───── Task material
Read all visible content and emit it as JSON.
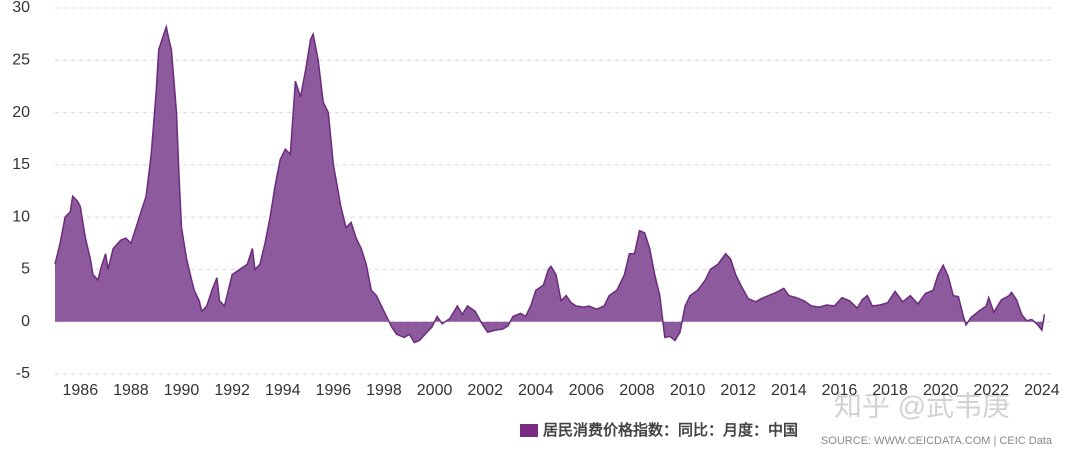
{
  "chart_data": {
    "type": "area",
    "series": [
      {
        "name": "居民消费价格指数：同比：月度：中国",
        "color": "#8e5a9e",
        "line_color": "#6a2c7c",
        "x": [
          1985.0,
          1985.2,
          1985.4,
          1985.6,
          1985.7,
          1985.9,
          1986.0,
          1986.2,
          1986.4,
          1986.5,
          1986.7,
          1986.8,
          1987.0,
          1987.1,
          1987.3,
          1987.6,
          1987.8,
          1988.0,
          1988.2,
          1988.4,
          1988.6,
          1988.8,
          1989.0,
          1989.1,
          1989.3,
          1989.4,
          1989.5,
          1989.6,
          1989.8,
          1989.9,
          1990.0,
          1990.2,
          1990.4,
          1990.5,
          1990.7,
          1990.8,
          1991.0,
          1991.2,
          1991.4,
          1991.5,
          1991.7,
          1991.9,
          1992.0,
          1992.3,
          1992.6,
          1992.8,
          1992.9,
          1993.1,
          1993.3,
          1993.5,
          1993.7,
          1993.9,
          1994.1,
          1994.3,
          1994.5,
          1994.7,
          1994.9,
          1995.1,
          1995.2,
          1995.4,
          1995.6,
          1995.8,
          1996.0,
          1996.3,
          1996.5,
          1996.7,
          1996.9,
          1997.1,
          1997.3,
          1997.5,
          1997.7,
          1997.9,
          1998.1,
          1998.3,
          1998.5,
          1998.8,
          1999.0,
          1999.2,
          1999.4,
          1999.7,
          1999.9,
          2000.1,
          2000.3,
          2000.6,
          2000.9,
          2001.1,
          2001.3,
          2001.6,
          2001.9,
          2002.1,
          2002.4,
          2002.7,
          2002.9,
          2003.1,
          2003.4,
          2003.6,
          2003.8,
          2004.0,
          2004.3,
          2004.5,
          2004.6,
          2004.8,
          2005.0,
          2005.2,
          2005.4,
          2005.6,
          2005.9,
          2006.1,
          2006.4,
          2006.7,
          2006.9,
          2007.2,
          2007.5,
          2007.7,
          2007.9,
          2008.1,
          2008.3,
          2008.5,
          2008.7,
          2008.9,
          2009.1,
          2009.3,
          2009.5,
          2009.7,
          2009.9,
          2010.1,
          2010.4,
          2010.7,
          2010.9,
          2011.2,
          2011.5,
          2011.7,
          2011.9,
          2012.1,
          2012.4,
          2012.7,
          2012.9,
          2013.2,
          2013.5,
          2013.8,
          2014.0,
          2014.3,
          2014.6,
          2014.9,
          2015.2,
          2015.5,
          2015.8,
          2016.1,
          2016.4,
          2016.7,
          2016.9,
          2017.1,
          2017.3,
          2017.6,
          2017.9,
          2018.2,
          2018.5,
          2018.8,
          2019.1,
          2019.4,
          2019.7,
          2019.9,
          2020.1,
          2020.3,
          2020.5,
          2020.7,
          2020.9,
          2021.0,
          2021.2,
          2021.5,
          2021.8,
          2021.9,
          2022.1,
          2022.4,
          2022.7,
          2022.8,
          2023.0,
          2023.2,
          2023.4,
          2023.6,
          2023.8,
          2023.9,
          2024.0,
          2024.1
        ],
        "values": [
          5.5,
          7.5,
          10,
          10.5,
          12,
          11.5,
          11,
          8,
          6,
          4.5,
          4,
          5,
          6.5,
          5,
          7,
          7.8,
          8,
          7.5,
          9,
          10.5,
          12,
          16,
          22,
          26,
          27.5,
          28.2,
          27,
          26,
          20,
          14,
          9,
          6,
          4,
          3,
          2,
          1,
          1.5,
          3,
          4.2,
          2,
          1.5,
          3.5,
          4.5,
          5,
          5.5,
          7,
          5,
          5.5,
          7.5,
          10,
          13,
          15.5,
          16.5,
          16,
          23,
          21.5,
          24,
          27,
          27.5,
          25,
          21,
          20,
          15,
          11,
          9,
          9.5,
          8,
          7,
          5.5,
          3,
          2.5,
          1.5,
          0.5,
          -0.5,
          -1.2,
          -1.5,
          -1.2,
          -2,
          -1.8,
          -1,
          -0.5,
          0.5,
          -0.2,
          0.3,
          1.5,
          0.7,
          1.5,
          1,
          -0.3,
          -1,
          -0.8,
          -0.7,
          -0.4,
          0.5,
          0.8,
          0.5,
          1.5,
          3,
          3.5,
          5,
          5.3,
          4.5,
          2,
          2.5,
          1.8,
          1.5,
          1.4,
          1.5,
          1.2,
          1.5,
          2.5,
          3,
          4.5,
          6.5,
          6.5,
          8.7,
          8.5,
          7,
          4.5,
          2.5,
          -1.5,
          -1.4,
          -1.8,
          -1,
          1.5,
          2.5,
          3,
          4,
          5,
          5.5,
          6.5,
          6,
          4.5,
          3.5,
          2.2,
          1.9,
          2.2,
          2.5,
          2.8,
          3.2,
          2.5,
          2.3,
          2,
          1.5,
          1.4,
          1.6,
          1.5,
          2.3,
          2,
          1.3,
          2.1,
          2.5,
          1.5,
          1.6,
          1.8,
          2.9,
          1.9,
          2.5,
          1.7,
          2.7,
          3,
          4.5,
          5.4,
          4.3,
          2.5,
          2.4,
          0.5,
          -0.3,
          0.4,
          1,
          1.5,
          2.3,
          0.9,
          2.1,
          2.5,
          2.8,
          2.1,
          0.7,
          0.1,
          0.2,
          -0.2,
          -0.5,
          -0.8,
          0.7
        ]
      }
    ],
    "xlim": [
      1985,
      2024.4
    ],
    "xticks": [
      1986,
      1988,
      1990,
      1992,
      1994,
      1996,
      1998,
      2000,
      2002,
      2004,
      2006,
      2008,
      2010,
      2012,
      2014,
      2016,
      2018,
      2020,
      2022,
      2024
    ],
    "ylim": [
      -5,
      30
    ],
    "yticks": [
      -5,
      0,
      5,
      10,
      15,
      20,
      25,
      30
    ],
    "grid": true,
    "legend": "bottom",
    "source": "SOURCE: WWW.CEICDATA.COM | CEIC Data",
    "watermark": "知乎 @武韦庚"
  }
}
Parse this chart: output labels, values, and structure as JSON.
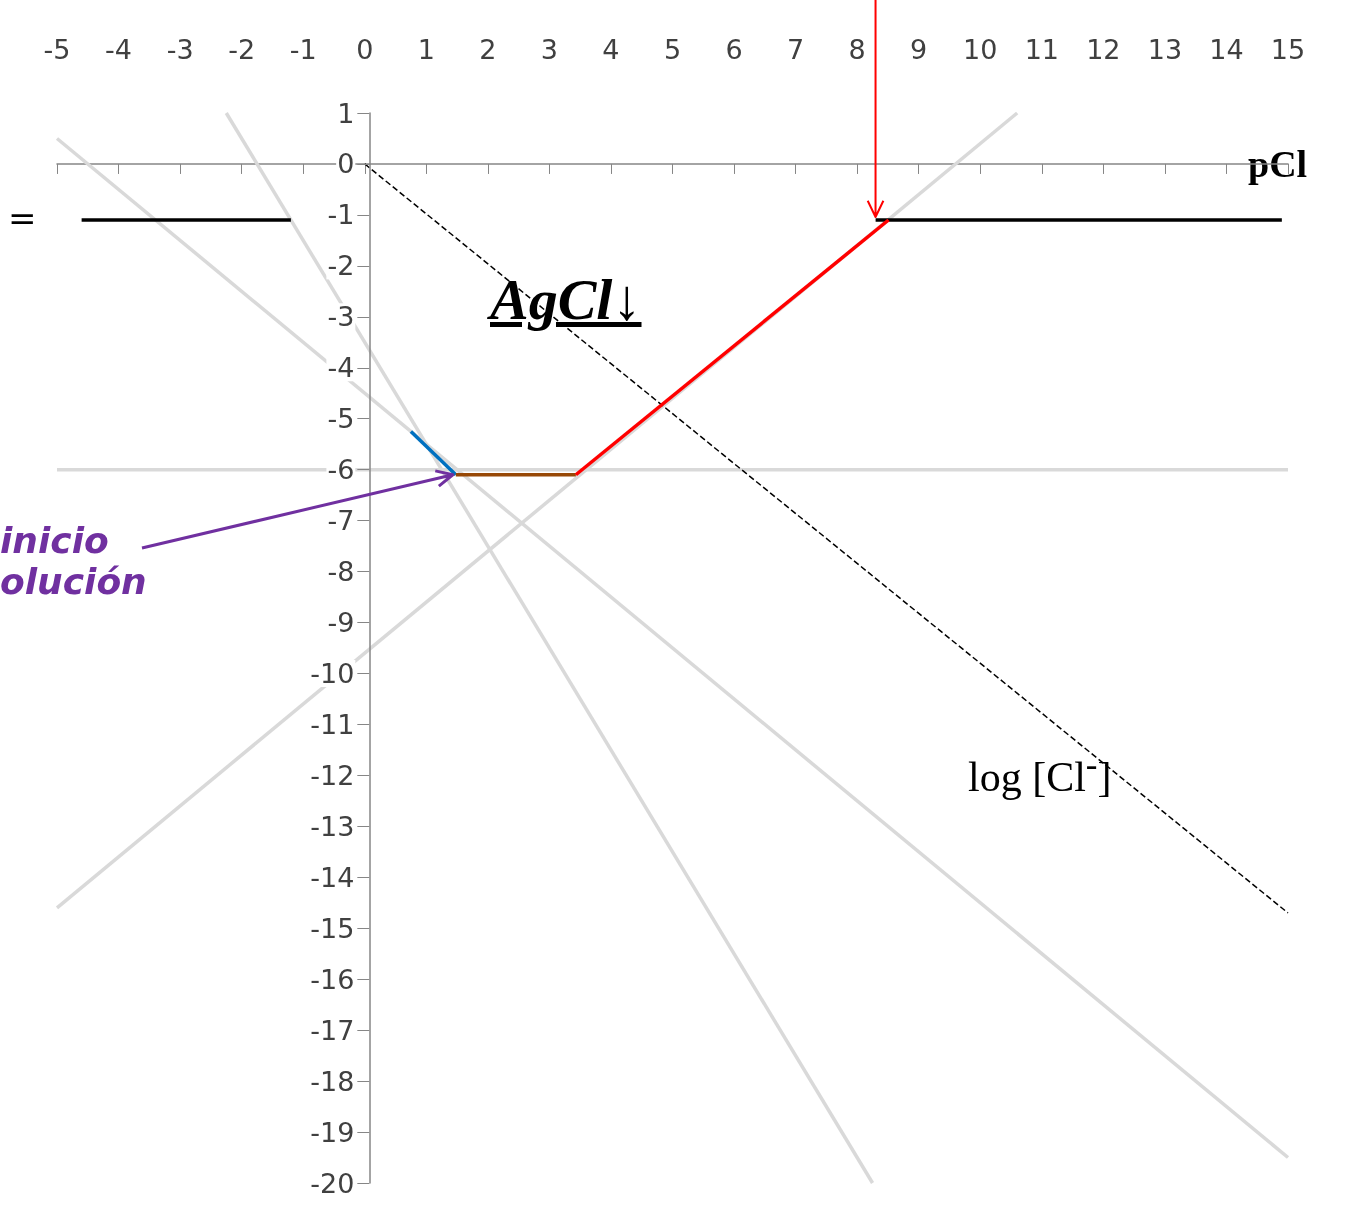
──────────
* Goal of the exercise
Repeat the data exactly in full, omitting its pictures.

* Written response
Read all visible content and emit it as JSON.
{
  "chart_data": {
    "type": "area",
    "series": [
      {
        "name": "居民消费价格指数：同比：月度：中国",
        "color": "#8e5a9e",
        "line_color": "#6a2c7c",
        "x": [
          1985.0,
          1985.2,
          1985.4,
          1985.6,
          1985.7,
          1985.9,
          1986.0,
          1986.2,
          1986.4,
          1986.5,
          1986.7,
          1986.8,
          1987.0,
          1987.1,
          1987.3,
          1987.6,
          1987.8,
          1988.0,
          1988.2,
          1988.4,
          1988.6,
          1988.8,
          1989.0,
          1989.1,
          1989.3,
          1989.4,
          1989.5,
          1989.6,
          1989.8,
          1989.9,
          1990.0,
          1990.2,
          1990.4,
          1990.5,
          1990.7,
          1990.8,
          1991.0,
          1991.2,
          1991.4,
          1991.5,
          1991.7,
          1991.9,
          1992.0,
          1992.3,
          1992.6,
          1992.8,
          1992.9,
          1993.1,
          1993.3,
          1993.5,
          1993.7,
          1993.9,
          1994.1,
          1994.3,
          1994.5,
          1994.7,
          1994.9,
          1995.1,
          1995.2,
          1995.4,
          1995.6,
          1995.8,
          1996.0,
          1996.3,
          1996.5,
          1996.7,
          1996.9,
          1997.1,
          1997.3,
          1997.5,
          1997.7,
          1997.9,
          1998.1,
          1998.3,
          1998.5,
          1998.8,
          1999.0,
          1999.2,
          1999.4,
          1999.7,
          1999.9,
          2000.1,
          2000.3,
          2000.6,
          2000.9,
          2001.1,
          2001.3,
          2001.6,
          2001.9,
          2002.1,
          2002.4,
          2002.7,
          2002.9,
          2003.1,
          2003.4,
          2003.6,
          2003.8,
          2004.0,
          2004.3,
          2004.5,
          2004.6,
          2004.8,
          2005.0,
          2005.2,
          2005.4,
          2005.6,
          2005.9,
          2006.1,
          2006.4,
          2006.7,
          2006.9,
          2007.2,
          2007.5,
          2007.7,
          2007.9,
          2008.1,
          2008.3,
          2008.5,
          2008.7,
          2008.9,
          2009.1,
          2009.3,
          2009.5,
          2009.7,
          2009.9,
          2010.1,
          2010.4,
          2010.7,
          2010.9,
          2011.2,
          2011.5,
          2011.7,
          2011.9,
          2012.1,
          2012.4,
          2012.7,
          2012.9,
          2013.2,
          2013.5,
          2013.8,
          2014.0,
          2014.3,
          2014.6,
          2014.9,
          2015.2,
          2015.5,
          2015.8,
          2016.1,
          2016.4,
          2016.7,
          2016.9,
          2017.1,
          2017.3,
          2017.6,
          2017.9,
          2018.2,
          2018.5,
          2018.8,
          2019.1,
          2019.4,
          2019.7,
          2019.9,
          2020.1,
          2020.3,
          2020.5,
          2020.7,
          2020.9,
          2021.0,
          2021.2,
          2021.5,
          2021.8,
          2021.9,
          2022.1,
          2022.4,
          2022.7,
          2022.8,
          2023.0,
          2023.2,
          2023.4,
          2023.6,
          2023.8,
          2023.9,
          2024.0,
          2024.1
        ],
        "values": [
          5.5,
          7.5,
          10,
          10.5,
          12,
          11.5,
          11,
          8,
          6,
          4.5,
          4,
          5,
          6.5,
          5,
          7,
          7.8,
          8,
          7.5,
          9,
          10.5,
          12,
          16,
          22,
          26,
          27.5,
          28.2,
          27,
          26,
          20,
          14,
          9,
          6,
          4,
          3,
          2,
          1,
          1.5,
          3,
          4.2,
          2,
          1.5,
          3.5,
          4.5,
          5,
          5.5,
          7,
          5,
          5.5,
          7.5,
          10,
          13,
          15.5,
          16.5,
          16,
          23,
          21.5,
          24,
          27,
          27.5,
          25,
          21,
          20,
          15,
          11,
          9,
          9.5,
          8,
          7,
          5.5,
          3,
          2.5,
          1.5,
          0.5,
          -0.5,
          -1.2,
          -1.5,
          -1.2,
          -2,
          -1.8,
          -1,
          -0.5,
          0.5,
          -0.2,
          0.3,
          1.5,
          0.7,
          1.5,
          1,
          -0.3,
          -1,
          -0.8,
          -0.7,
          -0.4,
          0.5,
          0.8,
          0.5,
          1.5,
          3,
          3.5,
          5,
          5.3,
          4.5,
          2,
          2.5,
          1.8,
          1.5,
          1.4,
          1.5,
          1.2,
          1.5,
          2.5,
          3,
          4.5,
          6.5,
          6.5,
          8.7,
          8.5,
          7,
          4.5,
          2.5,
          -1.5,
          -1.4,
          -1.8,
          -1,
          1.5,
          2.5,
          3,
          4,
          5,
          5.5,
          6.5,
          6,
          4.5,
          3.5,
          2.2,
          1.9,
          2.2,
          2.5,
          2.8,
          3.2,
          2.5,
          2.3,
          2,
          1.5,
          1.4,
          1.6,
          1.5,
          2.3,
          2,
          1.3,
          2.1,
          2.5,
          1.5,
          1.6,
          1.8,
          2.9,
          1.9,
          2.5,
          1.7,
          2.7,
          3,
          4.5,
          5.4,
          4.3,
          2.5,
          2.4,
          0.5,
          -0.3,
          0.4,
          1,
          1.5,
          2.3,
          0.9,
          2.1,
          2.5,
          2.8,
          2.1,
          0.7,
          0.1,
          0.2,
          -0.2,
          -0.5,
          -0.8,
          0.7
        ]
      }
    ],
    "xlim": [
      1985,
      2024.4
    ],
    "xticks": [
      1986,
      1988,
      1990,
      1992,
      1994,
      1996,
      1998,
      2000,
      2002,
      2004,
      2006,
      2008,
      2010,
      2012,
      2014,
      2016,
      2018,
      2020,
      2022,
      2024
    ],
    "ylim": [
      -5,
      30
    ],
    "yticks": [
      -5,
      0,
      5,
      10,
      15,
      20,
      25,
      30
    ],
    "grid": true,
    "legend": "bottom",
    "source": "SOURCE: WWW.CEICDATA.COM | CEIC Data",
    "watermark": "知乎 @武韦庚"
  }
}
Parse this chart: output labels, values, and structure as JSON.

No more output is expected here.